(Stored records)
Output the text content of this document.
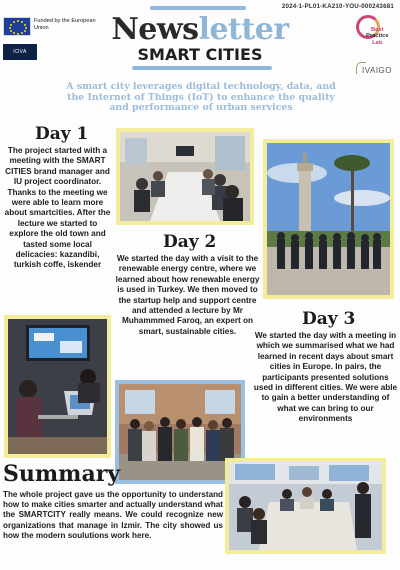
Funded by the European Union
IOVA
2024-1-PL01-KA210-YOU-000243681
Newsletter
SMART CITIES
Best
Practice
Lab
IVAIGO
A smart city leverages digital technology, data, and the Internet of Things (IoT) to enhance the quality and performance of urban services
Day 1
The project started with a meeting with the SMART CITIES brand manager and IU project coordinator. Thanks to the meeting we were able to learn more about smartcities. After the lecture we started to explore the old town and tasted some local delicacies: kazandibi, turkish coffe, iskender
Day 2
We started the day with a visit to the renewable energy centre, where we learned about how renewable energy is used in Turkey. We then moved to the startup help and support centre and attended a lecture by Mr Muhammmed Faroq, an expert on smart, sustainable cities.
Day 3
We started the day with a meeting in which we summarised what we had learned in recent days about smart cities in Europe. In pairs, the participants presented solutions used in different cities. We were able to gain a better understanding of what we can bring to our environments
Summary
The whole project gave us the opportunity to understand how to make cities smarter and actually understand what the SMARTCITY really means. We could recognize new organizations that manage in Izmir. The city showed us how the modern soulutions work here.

• STATED GOAL:
Find the word "what" and list each line it appears in.

• EXPECTED ANSWER:
We started the day with a meeting in which we summarised what we had learned in recent days about smart cities in Europe. In pairs, the participants presented solutions used in different cities. We were able to gain a better understanding of what we can bring to our environments
The whole project gave us the opportunity to understand how to make cities smarter and actually understand what the SMARTCITY really means. We could recognize new organizations that manage in Izmir. The city showed us how the modern soulutions work here.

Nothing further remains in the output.